In the terms of sale below, copy word for word the passage that starts at "Terms and Conditions of" and stops after "terms or conditions.".

** Text block **
--

Terms and Conditions of Sale
1. ORDERS
1.1 These Terms and Conditions (“Conditions”) shall be incorporated into and govern all contracts for the sale of goods (“Contracts” and “Goods”, respectively) by Nijjar Dairies Limited (“Seller”) to a legal or natural person wishing to purchase products from the Seller (“Buyer”) to the entire exclusion of all other terms or conditions.
1.2 No terms or conditions endorsed upon, delivered with, or contained in the Buyer’s order to the Seller for Goods (“Order”) or acknowledgement or acceptance of an Order, specification or similar document shall form part of the Contract and the Buyer waives any right which it otherwise might have to rely on such terms and conditions.
1.3 These Conditions apply to all sales of Goods to the Buyer and any variation to these Conditions shall have no effect unless agreed in writing and signed by an authorised signatory of the Seller.
1.4 Each Order shall be deemed to be an offer by the Buyer to buy Goods subject to these Conditions. No Order by the Buyer shall be deemed to be accepted until the Seller accepts the Order either expressly by giving notice of acceptance or impliedly by delivering the Goods to the Buyer.

--

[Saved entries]

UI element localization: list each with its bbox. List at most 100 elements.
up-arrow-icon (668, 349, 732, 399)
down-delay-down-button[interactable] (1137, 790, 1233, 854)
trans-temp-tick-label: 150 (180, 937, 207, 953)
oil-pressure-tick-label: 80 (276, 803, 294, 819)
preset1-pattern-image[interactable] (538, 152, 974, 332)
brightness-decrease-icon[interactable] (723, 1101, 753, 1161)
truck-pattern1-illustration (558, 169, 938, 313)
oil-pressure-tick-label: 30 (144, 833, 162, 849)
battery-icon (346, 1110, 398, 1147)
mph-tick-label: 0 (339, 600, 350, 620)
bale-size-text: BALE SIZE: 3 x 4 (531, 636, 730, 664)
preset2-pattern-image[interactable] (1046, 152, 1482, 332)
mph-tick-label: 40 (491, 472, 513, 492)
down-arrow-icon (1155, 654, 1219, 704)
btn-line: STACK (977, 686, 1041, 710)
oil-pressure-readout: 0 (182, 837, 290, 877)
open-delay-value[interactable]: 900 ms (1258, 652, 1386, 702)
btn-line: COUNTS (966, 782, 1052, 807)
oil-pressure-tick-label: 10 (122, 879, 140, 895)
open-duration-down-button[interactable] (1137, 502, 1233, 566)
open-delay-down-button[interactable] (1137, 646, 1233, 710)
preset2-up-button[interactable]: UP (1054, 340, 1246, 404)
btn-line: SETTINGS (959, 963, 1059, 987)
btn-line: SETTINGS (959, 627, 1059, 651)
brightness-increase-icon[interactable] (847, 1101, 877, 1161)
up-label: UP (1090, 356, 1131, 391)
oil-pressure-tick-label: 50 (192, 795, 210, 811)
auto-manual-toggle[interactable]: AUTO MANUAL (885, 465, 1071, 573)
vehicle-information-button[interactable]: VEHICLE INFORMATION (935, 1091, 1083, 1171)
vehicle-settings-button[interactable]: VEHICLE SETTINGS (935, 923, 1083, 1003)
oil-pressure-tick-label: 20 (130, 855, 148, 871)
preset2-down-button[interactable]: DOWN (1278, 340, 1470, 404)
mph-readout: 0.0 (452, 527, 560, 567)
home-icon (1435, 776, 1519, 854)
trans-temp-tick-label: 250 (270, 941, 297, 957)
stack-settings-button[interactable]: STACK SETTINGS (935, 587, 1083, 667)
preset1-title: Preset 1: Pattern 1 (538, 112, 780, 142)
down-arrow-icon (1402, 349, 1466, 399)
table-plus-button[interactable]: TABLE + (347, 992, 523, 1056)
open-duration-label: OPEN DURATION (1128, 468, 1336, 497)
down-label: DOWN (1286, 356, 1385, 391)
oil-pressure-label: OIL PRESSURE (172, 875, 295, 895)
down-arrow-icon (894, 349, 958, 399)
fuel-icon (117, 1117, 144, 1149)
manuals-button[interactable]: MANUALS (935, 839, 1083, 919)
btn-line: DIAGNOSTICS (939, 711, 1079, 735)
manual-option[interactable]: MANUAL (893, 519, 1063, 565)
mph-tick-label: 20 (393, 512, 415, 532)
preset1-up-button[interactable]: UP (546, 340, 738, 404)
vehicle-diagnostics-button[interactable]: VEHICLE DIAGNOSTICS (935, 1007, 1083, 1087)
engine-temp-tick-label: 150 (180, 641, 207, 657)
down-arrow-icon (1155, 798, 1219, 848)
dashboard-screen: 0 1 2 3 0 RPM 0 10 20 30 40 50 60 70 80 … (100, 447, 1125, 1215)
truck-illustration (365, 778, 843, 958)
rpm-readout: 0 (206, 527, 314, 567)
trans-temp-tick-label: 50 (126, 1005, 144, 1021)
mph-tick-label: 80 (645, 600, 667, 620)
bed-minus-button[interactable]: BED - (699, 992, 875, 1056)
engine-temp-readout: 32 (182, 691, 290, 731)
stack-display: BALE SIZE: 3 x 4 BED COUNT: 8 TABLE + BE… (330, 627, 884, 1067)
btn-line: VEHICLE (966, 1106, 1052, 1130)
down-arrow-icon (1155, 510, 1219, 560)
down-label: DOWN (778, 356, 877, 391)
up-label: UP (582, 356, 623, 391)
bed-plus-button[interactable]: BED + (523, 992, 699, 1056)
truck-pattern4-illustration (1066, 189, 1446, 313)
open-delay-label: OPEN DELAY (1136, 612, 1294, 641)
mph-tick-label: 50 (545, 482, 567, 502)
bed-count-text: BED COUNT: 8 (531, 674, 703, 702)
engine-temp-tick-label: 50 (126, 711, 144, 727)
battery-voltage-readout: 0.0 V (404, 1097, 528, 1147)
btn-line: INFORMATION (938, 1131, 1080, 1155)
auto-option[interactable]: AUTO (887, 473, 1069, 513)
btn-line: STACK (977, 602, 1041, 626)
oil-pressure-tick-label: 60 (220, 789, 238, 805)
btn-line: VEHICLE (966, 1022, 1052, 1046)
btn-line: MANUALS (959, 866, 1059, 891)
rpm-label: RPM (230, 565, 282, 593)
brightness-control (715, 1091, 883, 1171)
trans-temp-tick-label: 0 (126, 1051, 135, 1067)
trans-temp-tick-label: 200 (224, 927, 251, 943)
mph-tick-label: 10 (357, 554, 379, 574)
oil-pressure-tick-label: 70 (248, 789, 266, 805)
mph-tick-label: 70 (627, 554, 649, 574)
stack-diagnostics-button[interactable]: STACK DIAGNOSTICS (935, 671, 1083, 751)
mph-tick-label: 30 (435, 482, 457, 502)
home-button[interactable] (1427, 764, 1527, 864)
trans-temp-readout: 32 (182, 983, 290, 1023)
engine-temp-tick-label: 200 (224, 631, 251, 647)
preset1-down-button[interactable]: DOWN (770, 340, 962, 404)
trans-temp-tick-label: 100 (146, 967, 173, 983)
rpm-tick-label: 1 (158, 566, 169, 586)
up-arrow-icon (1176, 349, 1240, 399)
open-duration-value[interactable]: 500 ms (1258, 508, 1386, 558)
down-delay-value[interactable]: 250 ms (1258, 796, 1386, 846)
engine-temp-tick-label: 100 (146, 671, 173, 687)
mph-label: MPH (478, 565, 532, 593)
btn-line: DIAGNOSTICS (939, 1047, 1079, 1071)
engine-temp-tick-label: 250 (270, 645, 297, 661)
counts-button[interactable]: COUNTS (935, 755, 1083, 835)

--

** Task output **
Terms and Conditions of Sale
1. ORDERS
1.1 These Terms and Conditions (“Conditions”) shall be incorporated into and govern all contracts for the sale of goods (“Contracts” and “Goods”, respectively) by Nijjar Dairies Limited (“Seller”) to a legal or natural person wishing to purchase products from the Seller (“Buyer”) to the entire exclusion of all other terms or conditions.